Your goal >> Find every line below that contains the word "laboral" and copy it out.

Items >>

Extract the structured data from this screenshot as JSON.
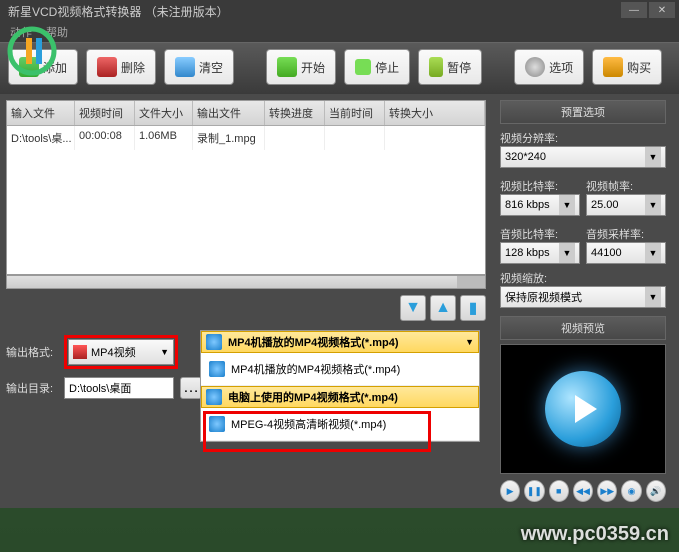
{
  "title": "新星VCD视频格式转换器 （未注册版本）",
  "menu": {
    "m1": "动作",
    "m2": "帮助"
  },
  "toolbar": {
    "add": "添加",
    "del": "删除",
    "clear": "清空",
    "start": "开始",
    "stop": "停止",
    "pause": "暂停",
    "options": "选项",
    "buy": "购买"
  },
  "columns": {
    "c1": "输入文件",
    "c2": "视频时间",
    "c3": "文件大小",
    "c4": "输出文件",
    "c5": "转换进度",
    "c6": "当前时间",
    "c7": "转换大小"
  },
  "rows": [
    {
      "input": "D:\\tools\\桌...",
      "duration": "00:00:08",
      "size": "1.06MB",
      "output": "录制_1.mpg",
      "progress": "",
      "time": "",
      "outsize": ""
    }
  ],
  "outputFormat": {
    "label": "输出格式:",
    "value": "MP4视频"
  },
  "outputDir": {
    "label": "输出目录:",
    "value": "D:\\tools\\桌面"
  },
  "dropdown": {
    "header": "MP4机播放的MP4视频格式(*.mp4)",
    "items": [
      "MP4机播放的MP4视频格式(*.mp4)",
      "电脑上使用的MP4视频格式(*.mp4)",
      "MPEG-4视频高清晰视频(*.mp4)"
    ]
  },
  "presetPanel": {
    "title": "预置选项",
    "resLabel": "视频分辨率:",
    "res": "320*240",
    "vbLabel": "视频比特率:",
    "vb": "816 kbps",
    "fpsLabel": "视频帧率:",
    "fps": "25.00",
    "abLabel": "音频比特率:",
    "ab": "128 kbps",
    "srLabel": "音频采样率:",
    "sr": "44100",
    "zoomLabel": "视频缩放:",
    "zoom": "保持原视频模式"
  },
  "previewTitle": "视频预览",
  "watermark": "www.pc0359.cn"
}
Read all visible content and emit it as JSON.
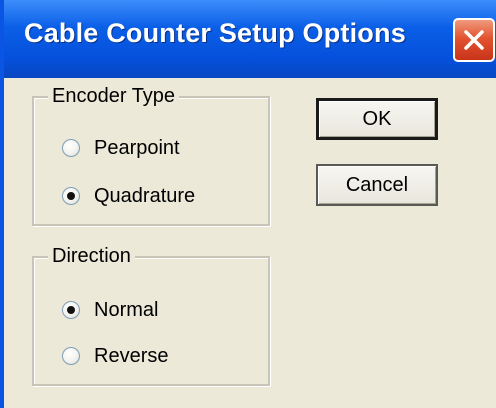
{
  "window": {
    "title": "Cable Counter Setup Options",
    "close_icon": "close-icon"
  },
  "encoder_type": {
    "label": "Encoder Type",
    "options": [
      {
        "label": "Pearpoint",
        "selected": false
      },
      {
        "label": "Quadrature",
        "selected": true
      }
    ]
  },
  "direction": {
    "label": "Direction",
    "options": [
      {
        "label": "Normal",
        "selected": true
      },
      {
        "label": "Reverse",
        "selected": false
      }
    ]
  },
  "buttons": {
    "ok_label": "OK",
    "cancel_label": "Cancel"
  },
  "colors": {
    "titlebar": "#0550dc",
    "dialog_background": "#ece9d8",
    "close_button": "#e2542f"
  }
}
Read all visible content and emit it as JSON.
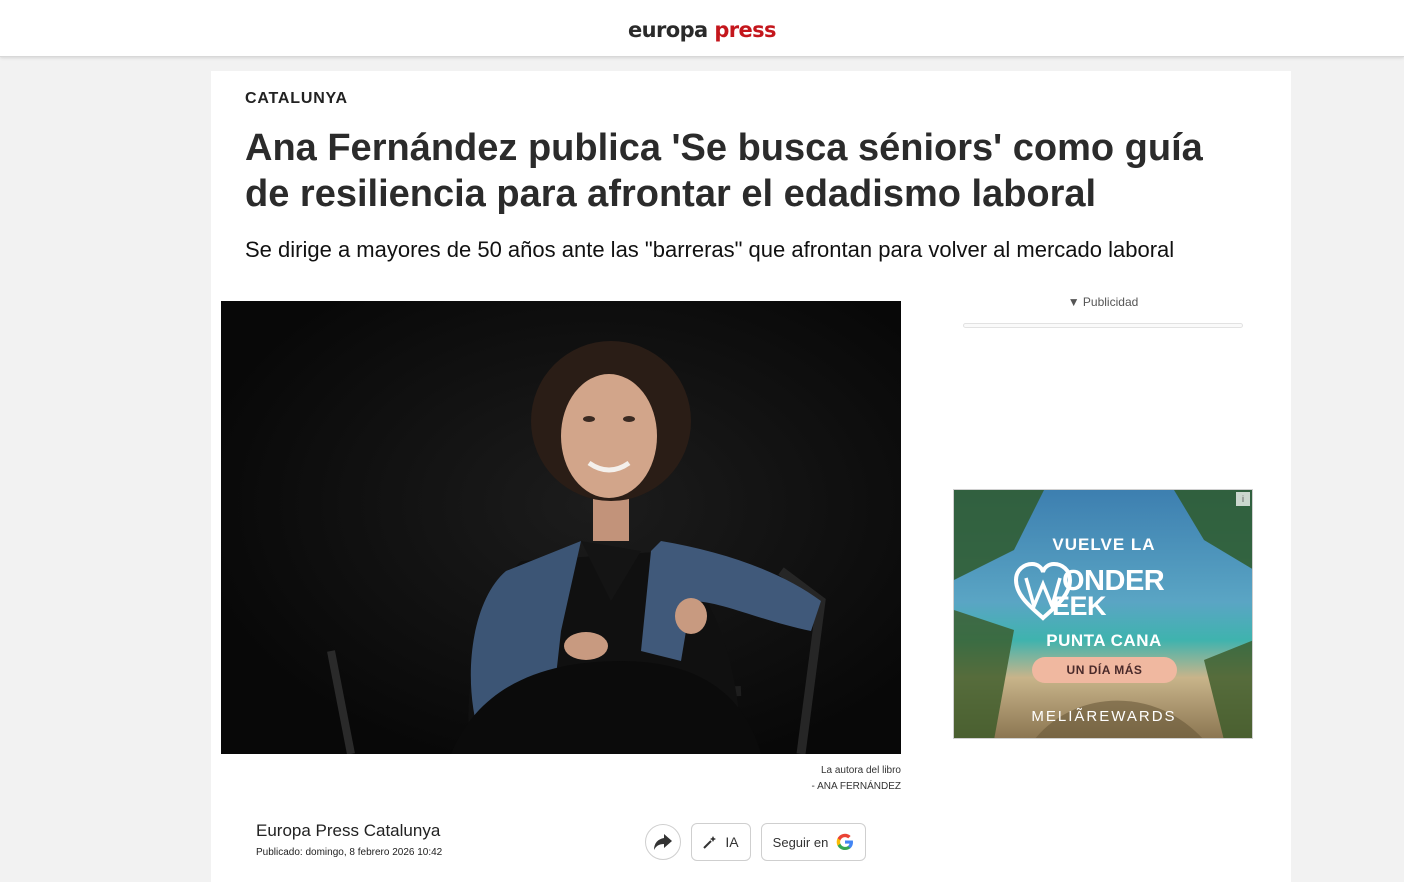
{
  "header": {
    "logo_part1": "europa",
    "logo_part2": "press",
    "logo_color_dark": "#2a2a2a",
    "logo_color_red": "#c4161c"
  },
  "article": {
    "section": "CATALUNYA",
    "headline": "Ana Fernández publica 'Se busca séniors' como guía de resiliencia para afrontar el edadismo laboral",
    "subheadline": "Se dirige a mayores de 50 años ante las \"barreras\" que afrontan para volver al mercado laboral",
    "caption_line1": "La autora del libro",
    "caption_line2": "- ANA FERNÁNDEZ",
    "author": "Europa Press Catalunya",
    "published": "Publicado: domingo, 8 febrero 2026 10:42"
  },
  "actions": {
    "share_icon": "share-arrow-icon",
    "ia_label": "IA",
    "ia_icon": "sparkle-icon",
    "follow_label": "Seguir en",
    "follow_icon": "google-icon"
  },
  "sidebar": {
    "ad_label": "▼ Publicidad"
  },
  "ad": {
    "line1": "VUELVE LA",
    "brand_word1": "ONDER",
    "brand_word2": "EEK",
    "line2": "PUNTA CANA",
    "cta": "UN DÍA MÁS",
    "footer": "MELIÃREWARDS",
    "corner": "i"
  }
}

Answer to the problem >>
    "headline": "Ana Fernández publica 'Se busca séniors' como guía de resiliencia para afrontar el edadismo laboral",
    "subheadline": "Se dirige a mayores de 50 años ante las \"barreras\" que afrontan para volver al mercado laboral",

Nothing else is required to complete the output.